**TEXT SHOWN:**
----
When I write out some text (standard English, no fancy characters) in Word using Windgings as a font, copying the text and pasting into an html textfield results in the OS's "I don't know what character this is" characters (little squares on Windows).

It seems that changing the font (what should be a display-only property) is preventing the text from being pasted correctly into the input field.

Why does it not paste the text directly? Is there anything I can do to stop the 'little squares' problem?

+5  A: 

There are 2 problems here:

  1. The standard text field on a web page only accepts/displays plain text. When you add "Wingdings" characters to a Word document, you're actually changing the font for that character to "Wingdings." This is possible because most modern text editors use advanced document formats like RTF, ODF, one of the various Word formats, etc.

    So when you copy and paste a selection of text from Word to your browser, all the text formatting (including the font information) is lost. The pasted text will simply be shown in the font & style of that particular text field.

  2. Most documents on the internet are encoded using some form of Unicode encoding, typically UTF-8. Since Wingdings isn't mapped to Unicode, this prevents it from being displayed properly on web pages.
----
**DATA UNDER STUDY:**
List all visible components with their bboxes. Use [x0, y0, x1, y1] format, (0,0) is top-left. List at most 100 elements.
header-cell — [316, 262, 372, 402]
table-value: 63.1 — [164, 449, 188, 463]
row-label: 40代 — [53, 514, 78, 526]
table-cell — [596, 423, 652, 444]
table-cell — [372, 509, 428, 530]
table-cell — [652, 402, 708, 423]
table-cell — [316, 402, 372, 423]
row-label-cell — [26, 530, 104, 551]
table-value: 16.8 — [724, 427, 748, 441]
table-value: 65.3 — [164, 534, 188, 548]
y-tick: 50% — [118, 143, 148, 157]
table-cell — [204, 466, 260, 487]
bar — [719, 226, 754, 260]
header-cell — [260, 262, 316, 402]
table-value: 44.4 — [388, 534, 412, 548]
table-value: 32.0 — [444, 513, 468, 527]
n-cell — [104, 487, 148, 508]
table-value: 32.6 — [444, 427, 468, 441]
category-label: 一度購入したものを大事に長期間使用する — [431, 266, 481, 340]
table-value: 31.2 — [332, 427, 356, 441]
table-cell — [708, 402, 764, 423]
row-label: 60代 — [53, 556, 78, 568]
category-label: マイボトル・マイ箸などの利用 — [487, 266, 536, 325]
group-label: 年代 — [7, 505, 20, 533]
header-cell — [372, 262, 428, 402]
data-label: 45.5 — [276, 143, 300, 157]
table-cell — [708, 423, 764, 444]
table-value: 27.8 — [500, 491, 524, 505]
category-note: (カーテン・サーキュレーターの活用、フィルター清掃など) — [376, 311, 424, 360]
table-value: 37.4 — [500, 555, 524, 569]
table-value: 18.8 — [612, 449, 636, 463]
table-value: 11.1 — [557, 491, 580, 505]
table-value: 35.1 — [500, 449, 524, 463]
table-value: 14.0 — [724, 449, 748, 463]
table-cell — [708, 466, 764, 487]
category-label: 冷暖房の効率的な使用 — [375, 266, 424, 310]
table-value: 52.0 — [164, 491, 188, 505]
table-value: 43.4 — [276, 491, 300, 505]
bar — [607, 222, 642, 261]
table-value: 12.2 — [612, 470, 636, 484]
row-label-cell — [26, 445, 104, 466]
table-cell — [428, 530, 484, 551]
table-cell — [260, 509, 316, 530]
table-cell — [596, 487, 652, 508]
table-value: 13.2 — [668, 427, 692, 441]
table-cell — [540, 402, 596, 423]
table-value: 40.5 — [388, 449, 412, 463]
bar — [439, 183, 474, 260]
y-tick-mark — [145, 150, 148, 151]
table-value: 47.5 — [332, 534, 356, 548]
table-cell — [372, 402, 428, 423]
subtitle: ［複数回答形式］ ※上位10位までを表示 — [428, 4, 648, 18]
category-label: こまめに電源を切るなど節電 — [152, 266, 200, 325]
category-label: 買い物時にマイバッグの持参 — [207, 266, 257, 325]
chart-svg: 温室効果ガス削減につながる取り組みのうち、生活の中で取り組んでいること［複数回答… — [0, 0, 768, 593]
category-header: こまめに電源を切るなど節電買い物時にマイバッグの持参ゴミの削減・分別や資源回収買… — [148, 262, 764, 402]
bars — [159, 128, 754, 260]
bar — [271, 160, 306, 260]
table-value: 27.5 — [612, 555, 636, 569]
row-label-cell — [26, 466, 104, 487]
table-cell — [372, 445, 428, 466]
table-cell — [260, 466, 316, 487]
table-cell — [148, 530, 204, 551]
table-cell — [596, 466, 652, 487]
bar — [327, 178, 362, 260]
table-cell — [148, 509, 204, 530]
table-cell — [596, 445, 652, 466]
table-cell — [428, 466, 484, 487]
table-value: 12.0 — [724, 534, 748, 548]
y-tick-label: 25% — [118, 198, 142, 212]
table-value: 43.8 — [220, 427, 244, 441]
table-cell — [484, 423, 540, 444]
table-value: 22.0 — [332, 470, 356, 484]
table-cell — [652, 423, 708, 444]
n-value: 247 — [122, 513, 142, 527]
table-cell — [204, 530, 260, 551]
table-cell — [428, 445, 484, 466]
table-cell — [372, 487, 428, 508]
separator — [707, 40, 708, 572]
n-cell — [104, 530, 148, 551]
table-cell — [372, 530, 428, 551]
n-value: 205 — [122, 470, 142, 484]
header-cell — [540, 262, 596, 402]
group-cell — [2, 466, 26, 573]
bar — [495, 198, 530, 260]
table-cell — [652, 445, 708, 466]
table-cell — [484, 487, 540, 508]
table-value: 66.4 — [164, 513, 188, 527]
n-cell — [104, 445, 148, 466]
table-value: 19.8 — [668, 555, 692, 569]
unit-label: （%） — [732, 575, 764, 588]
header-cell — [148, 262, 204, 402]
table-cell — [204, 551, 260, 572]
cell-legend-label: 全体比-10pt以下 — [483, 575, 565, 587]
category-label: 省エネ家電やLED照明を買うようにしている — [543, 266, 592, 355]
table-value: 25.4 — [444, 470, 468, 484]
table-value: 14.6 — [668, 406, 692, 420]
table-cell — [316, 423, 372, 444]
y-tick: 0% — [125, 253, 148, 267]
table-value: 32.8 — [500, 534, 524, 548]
----
**ACTIVITY LIST:**
1 > List the document formats that the Wingdings passage names as examples of advanced formats used by modern text editors.
2 > According to the Wingdings passage, what Unicode encoding do documents on the internet typically use?
3 > Extend the Wingdings passage beyond its final sentence.
The rows have nothing to do with the Wingdings passage.

**ANSWERS BELOW:**
1 > RTF, ODF, and the various Word formats

2 > UTF-8

3 >
Calvin
RodeoClown
Nope. That font usage is specific to the way Word/Windows works. The WWW is not based on Word/Windows, it's based on plain old text + HTML markup.
Diodeus
I would have expected so initially too, as Windings characters are all mapped to printable ASCII characters. But I suspect that when you paste text into a web form, it has to convert the text to the character encoding of that document, since the browser can't render the document in more than one encoding.
Calvin
@Diodeus: That's what I mean though - shouldn't pasting it into a textfield just paste the text in, formatted in whatever font is being used by the browser to render it (Arial in this case)?
RodeoClown
@Calvin: Ahhh... good point. That makes sense.